- Your objective: The answer should be a single number: how many lines of the entries below hold the word "audio".

- Provided data:
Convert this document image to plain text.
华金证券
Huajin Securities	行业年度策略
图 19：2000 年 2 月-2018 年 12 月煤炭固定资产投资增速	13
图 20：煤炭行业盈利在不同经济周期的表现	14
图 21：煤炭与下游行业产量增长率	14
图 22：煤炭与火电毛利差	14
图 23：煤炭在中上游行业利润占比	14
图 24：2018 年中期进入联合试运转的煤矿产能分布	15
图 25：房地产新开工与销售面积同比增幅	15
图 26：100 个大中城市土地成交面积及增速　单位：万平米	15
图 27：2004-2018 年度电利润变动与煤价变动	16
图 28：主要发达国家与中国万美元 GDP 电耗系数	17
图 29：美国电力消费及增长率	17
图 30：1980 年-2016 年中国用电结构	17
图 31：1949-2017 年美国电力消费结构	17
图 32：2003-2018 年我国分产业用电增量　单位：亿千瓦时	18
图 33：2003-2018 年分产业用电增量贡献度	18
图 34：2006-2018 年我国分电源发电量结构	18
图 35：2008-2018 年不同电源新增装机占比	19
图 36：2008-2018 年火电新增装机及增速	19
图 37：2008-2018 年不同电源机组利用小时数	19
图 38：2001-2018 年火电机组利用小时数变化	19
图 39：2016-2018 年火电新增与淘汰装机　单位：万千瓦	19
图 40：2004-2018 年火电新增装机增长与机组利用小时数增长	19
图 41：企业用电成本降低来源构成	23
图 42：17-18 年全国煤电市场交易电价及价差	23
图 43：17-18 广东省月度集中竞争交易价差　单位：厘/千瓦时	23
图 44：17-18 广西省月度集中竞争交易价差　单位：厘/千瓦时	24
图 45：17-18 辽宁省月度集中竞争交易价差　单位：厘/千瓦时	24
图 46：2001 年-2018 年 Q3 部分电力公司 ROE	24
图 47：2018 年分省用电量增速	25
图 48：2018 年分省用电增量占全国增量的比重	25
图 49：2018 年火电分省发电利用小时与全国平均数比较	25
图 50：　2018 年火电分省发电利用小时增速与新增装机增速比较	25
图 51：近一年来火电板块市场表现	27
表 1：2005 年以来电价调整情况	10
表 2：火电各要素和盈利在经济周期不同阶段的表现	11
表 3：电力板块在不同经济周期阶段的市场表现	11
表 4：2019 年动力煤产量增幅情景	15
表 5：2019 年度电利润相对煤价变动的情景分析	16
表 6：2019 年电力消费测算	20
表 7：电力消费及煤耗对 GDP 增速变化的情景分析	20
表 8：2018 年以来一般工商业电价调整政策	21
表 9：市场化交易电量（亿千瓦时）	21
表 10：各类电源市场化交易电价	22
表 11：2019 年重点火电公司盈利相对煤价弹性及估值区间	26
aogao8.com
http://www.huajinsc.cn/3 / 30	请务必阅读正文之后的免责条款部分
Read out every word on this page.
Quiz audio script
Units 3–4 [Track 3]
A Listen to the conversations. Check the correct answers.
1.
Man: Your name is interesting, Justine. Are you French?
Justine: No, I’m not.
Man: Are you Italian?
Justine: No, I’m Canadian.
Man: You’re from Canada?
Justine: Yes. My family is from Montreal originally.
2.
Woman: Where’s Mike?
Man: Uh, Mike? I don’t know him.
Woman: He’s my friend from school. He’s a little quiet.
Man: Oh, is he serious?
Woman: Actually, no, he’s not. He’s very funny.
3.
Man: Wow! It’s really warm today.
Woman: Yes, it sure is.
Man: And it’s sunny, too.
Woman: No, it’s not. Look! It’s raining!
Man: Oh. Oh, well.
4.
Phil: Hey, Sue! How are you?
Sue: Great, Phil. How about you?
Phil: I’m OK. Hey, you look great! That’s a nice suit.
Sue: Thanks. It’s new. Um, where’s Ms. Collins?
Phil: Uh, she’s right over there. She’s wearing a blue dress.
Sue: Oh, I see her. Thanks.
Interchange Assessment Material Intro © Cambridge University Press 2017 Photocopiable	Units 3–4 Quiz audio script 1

- Response to this exercise: 2